- _Requirements_
Locate every line in the records below that contains the word "ffffff", and copy each one.

## BEGIN Extracted information

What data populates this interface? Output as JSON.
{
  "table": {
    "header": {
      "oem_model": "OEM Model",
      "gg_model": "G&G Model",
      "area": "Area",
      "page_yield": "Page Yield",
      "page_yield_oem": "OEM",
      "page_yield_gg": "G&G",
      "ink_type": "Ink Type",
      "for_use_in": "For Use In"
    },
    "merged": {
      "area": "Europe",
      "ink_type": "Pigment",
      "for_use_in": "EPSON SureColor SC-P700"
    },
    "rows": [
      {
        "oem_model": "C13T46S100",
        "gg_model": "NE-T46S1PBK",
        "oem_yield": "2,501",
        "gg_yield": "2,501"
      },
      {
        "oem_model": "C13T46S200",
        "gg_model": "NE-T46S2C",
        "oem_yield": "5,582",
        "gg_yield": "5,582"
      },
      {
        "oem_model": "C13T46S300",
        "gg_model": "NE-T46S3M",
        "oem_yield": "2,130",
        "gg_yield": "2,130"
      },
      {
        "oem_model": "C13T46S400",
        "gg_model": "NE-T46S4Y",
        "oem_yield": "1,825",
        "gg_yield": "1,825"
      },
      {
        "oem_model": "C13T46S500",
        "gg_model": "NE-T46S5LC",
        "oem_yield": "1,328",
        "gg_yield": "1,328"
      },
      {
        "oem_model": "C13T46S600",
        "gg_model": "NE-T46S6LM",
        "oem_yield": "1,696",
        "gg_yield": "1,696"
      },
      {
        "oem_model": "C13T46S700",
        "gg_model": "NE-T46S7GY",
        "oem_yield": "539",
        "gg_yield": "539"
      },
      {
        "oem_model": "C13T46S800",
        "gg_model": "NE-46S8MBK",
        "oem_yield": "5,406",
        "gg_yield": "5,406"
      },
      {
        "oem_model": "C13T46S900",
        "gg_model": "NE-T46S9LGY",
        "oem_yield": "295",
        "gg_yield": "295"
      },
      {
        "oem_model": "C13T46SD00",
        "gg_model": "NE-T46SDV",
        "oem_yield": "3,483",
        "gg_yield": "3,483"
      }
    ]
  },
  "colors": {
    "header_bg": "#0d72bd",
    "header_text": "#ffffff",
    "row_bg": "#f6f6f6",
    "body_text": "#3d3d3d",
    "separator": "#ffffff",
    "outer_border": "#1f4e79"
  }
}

## END Extracted information

- _Expected answer_
    "header_text": "#ffffff",
    "separator": "#ffffff",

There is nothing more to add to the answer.